European banks may withstand loss of 38% of deposits


Jefferies calculated that the median European bank could lose in theory 38% of its deposits before facing significant risk to capital due to losses on its HTM securities or the sale of other illiquid assets. — Bloomberg

MILAN: The average European bank could withstand a loss of 38% of its deposits without having to sell at a loss government bond holdings or have a fire sale of illiquid assets, Jefferies analysts say.

The collapse of Silicon Valley Bank after deposit withdrawals that forced the US regional lender to sell Treasury bonds at a loss has focused investors’ attention on the potential losses banks face on their government bond holdings.

“Following the unravelling of several US regional banks and the announced rescue merger of Credit Suisse into UBS, investors have scrambled to find weak links in the system,” Jefferies said in an analysis of bank liquidity.

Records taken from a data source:

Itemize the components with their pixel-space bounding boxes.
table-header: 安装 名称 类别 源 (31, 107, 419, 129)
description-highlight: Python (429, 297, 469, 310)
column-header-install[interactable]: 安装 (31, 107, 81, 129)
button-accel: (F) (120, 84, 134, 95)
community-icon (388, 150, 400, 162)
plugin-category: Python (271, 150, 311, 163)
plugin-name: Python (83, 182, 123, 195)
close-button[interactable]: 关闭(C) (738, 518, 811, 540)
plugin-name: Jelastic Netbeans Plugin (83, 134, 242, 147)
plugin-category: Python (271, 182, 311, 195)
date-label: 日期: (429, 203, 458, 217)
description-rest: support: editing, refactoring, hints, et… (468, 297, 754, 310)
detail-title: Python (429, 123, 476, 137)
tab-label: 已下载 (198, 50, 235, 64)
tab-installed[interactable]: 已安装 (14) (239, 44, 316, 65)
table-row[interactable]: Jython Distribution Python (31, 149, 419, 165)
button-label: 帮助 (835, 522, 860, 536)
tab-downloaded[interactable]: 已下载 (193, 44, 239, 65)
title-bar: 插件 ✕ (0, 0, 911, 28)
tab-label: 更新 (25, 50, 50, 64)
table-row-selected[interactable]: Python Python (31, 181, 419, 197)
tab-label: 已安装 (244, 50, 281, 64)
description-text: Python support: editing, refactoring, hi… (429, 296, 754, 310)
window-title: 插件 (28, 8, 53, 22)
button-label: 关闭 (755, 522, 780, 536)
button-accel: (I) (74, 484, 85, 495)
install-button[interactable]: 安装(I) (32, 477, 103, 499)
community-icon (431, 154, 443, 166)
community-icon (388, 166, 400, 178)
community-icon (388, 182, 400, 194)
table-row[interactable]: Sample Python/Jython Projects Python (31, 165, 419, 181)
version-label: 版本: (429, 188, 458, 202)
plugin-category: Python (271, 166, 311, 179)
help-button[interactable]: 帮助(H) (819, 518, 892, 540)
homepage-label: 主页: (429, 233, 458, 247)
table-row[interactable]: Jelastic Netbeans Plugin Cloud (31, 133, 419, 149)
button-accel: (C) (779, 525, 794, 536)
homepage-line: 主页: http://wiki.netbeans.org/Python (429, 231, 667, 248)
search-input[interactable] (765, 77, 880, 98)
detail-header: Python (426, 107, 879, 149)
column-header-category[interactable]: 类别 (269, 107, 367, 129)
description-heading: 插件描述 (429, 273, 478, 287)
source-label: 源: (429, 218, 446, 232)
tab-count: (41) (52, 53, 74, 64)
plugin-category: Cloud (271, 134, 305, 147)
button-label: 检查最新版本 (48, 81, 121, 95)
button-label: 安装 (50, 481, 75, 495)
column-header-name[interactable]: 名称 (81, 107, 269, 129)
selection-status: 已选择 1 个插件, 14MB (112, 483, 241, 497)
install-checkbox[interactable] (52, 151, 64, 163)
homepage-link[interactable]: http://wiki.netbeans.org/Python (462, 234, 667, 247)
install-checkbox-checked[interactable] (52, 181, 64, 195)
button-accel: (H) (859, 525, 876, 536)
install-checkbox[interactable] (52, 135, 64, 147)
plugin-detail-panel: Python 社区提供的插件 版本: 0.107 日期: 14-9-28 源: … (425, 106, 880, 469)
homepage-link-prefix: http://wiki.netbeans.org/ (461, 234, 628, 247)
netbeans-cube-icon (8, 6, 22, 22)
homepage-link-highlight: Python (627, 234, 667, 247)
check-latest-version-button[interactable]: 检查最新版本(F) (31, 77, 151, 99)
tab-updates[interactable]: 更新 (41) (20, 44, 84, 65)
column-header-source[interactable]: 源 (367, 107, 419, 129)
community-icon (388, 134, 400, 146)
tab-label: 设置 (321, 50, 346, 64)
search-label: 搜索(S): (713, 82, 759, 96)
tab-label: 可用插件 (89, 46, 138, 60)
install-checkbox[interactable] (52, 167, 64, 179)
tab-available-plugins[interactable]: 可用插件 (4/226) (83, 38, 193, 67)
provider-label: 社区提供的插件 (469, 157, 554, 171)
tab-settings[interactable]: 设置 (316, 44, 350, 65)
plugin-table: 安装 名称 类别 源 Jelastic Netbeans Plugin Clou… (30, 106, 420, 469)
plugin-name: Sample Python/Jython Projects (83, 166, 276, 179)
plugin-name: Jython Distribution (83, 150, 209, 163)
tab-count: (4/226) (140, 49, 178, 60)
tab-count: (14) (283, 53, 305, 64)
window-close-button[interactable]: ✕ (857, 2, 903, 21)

**Tasks and exercises:**
A - Please say whether each statement agrees with the bank article, answering yes or no and quoting the words that decide it: (i) Jefferies analysts say the average European bank could lose 38% of its deposits without selling government bond holdings at a loss; (ii) Silicon Valley Bank was forced to sell Treasury bonds at a profit; (iii) a rescue merger of Credit Suisse into UBS was announced.
B - Output the lines of the listing as a Markdown table with the columns Row and Line, starting at the first line of the listing and ending at the line containing "plugin-category: Cloud (271, 134, 305, 147)", both included, with blank lines left out.
The bank article and the listing are unrelated material.

**Final answers:**
A -
(i) Yes: "The average European bank could withstand a loss of 38% of its deposits without having to sell at a loss government bond holdings"
(ii) No: "forced the US regional lender to sell Treasury bonds at a loss"
(iii) Yes: "the announced rescue merger of Credit Suisse into UBS"

B -
| Row | Line |
|---|---|
| 1 | Itemize the components with their pixel-space bounding boxes. |
| 2 | table-header: 安装 名称 类别 源 (31, 107, 419, 129) |
| 3 | description-highlight: Python (429, 297, 469, 310) |
| 4 | column-header-install[interactable]: 安装 (31, 107, 81, 129) |
| 5 | button-accel: (F) (120, 84, 134, 95) |
| 6 | community-icon (388, 150, 400, 162) |
| 7 | plugin-category: Python (271, 150, 311, 163) |
| 8 | plugin-name: Python (83, 182, 123, 195) |
| 9 | close-button[interactable]: 关闭(C) (738, 518, 811, 540) |
| 10 | plugin-name: Jelastic Netbeans Plugin (83, 134, 242, 147) |
| 11 | plugin-category: Python (271, 182, 311, 195) |
| 12 | date-label: 日期: (429, 203, 458, 217) |
| 13 | description-rest: support: editing, refactoring, hints, et… (468, 297, 754, 310) |
| 14 | detail-title: Python (429, 123, 476, 137) |
| 15 | tab-label: 已下载 (198, 50, 235, 64) |
| 16 | tab-installed[interactable]: 已安装 (14) (239, 44, 316, 65) |
| 17 | table-row[interactable]: Jython Distribution Python (31, 149, 419, 165) |
| 18 | button-label: 帮助 (835, 522, 860, 536) |
| 19 | tab-downloaded[interactable]: 已下载 (193, 44, 239, 65) |
| 20 | title-bar: 插件 ✕ (0, 0, 911, 28) |
| 21 | tab-label: 更新 (25, 50, 50, 64) |
| 22 | table-row-selected[interactable]: Python Python (31, 181, 419, 197) |
| 23 | tab-label: 已安装 (244, 50, 281, 64) |
| 24 | description-text: Python support: editing, refactoring, hi… (429, 296, 754, 310) |
| 25 | window-title: 插件 (28, 8, 53, 22) |
| 26 | button-label: 关闭 (755, 522, 780, 536) |
| 27 | button-accel: (I) (74, 484, 85, 495) |
| 28 | install-button[interactable]: 安装(I) (32, 477, 103, 499) |
| 29 | community-icon (431, 154, 443, 166) |
| 30 | community-icon (388, 166, 400, 178) |
| 31 | community-icon (388, 182, 400, 194) |
| 32 | table-row[interactable]: Sample Python/Jython Projects Python (31, 165, 419, 181) |
| 33 | version-label: 版本: (429, 188, 458, 202) |
| 34 | plugin-category: Python (271, 166, 311, 179) |
| 35 | help-button[interactable]: 帮助(H) (819, 518, 892, 540) |
| 36 | homepage-label: 主页: (429, 233, 458, 247) |
| 37 | table-row[interactable]: Jelastic Netbeans Plugin Cloud (31, 133, 419, 149) |
| 38 | button-accel: (C) (779, 525, 794, 536) |
| 39 | homepage-line: 主页: http://wiki.netbeans.org/Python (429, 231, 667, 248) |
| 40 | search-input[interactable] (765, 77, 880, 98) |
| 41 | detail-header: Python (426, 107, 879, 149) |
| 42 | column-header-category[interactable]: 类别 (269, 107, 367, 129) |
| 43 | description-heading: 插件描述 (429, 273, 478, 287) |
| 44 | source-label: 源: (429, 218, 446, 232) |
| 45 | tab-count: (41) (52, 53, 74, 64) |
| 46 | plugin-category: Cloud (271, 134, 305, 147) |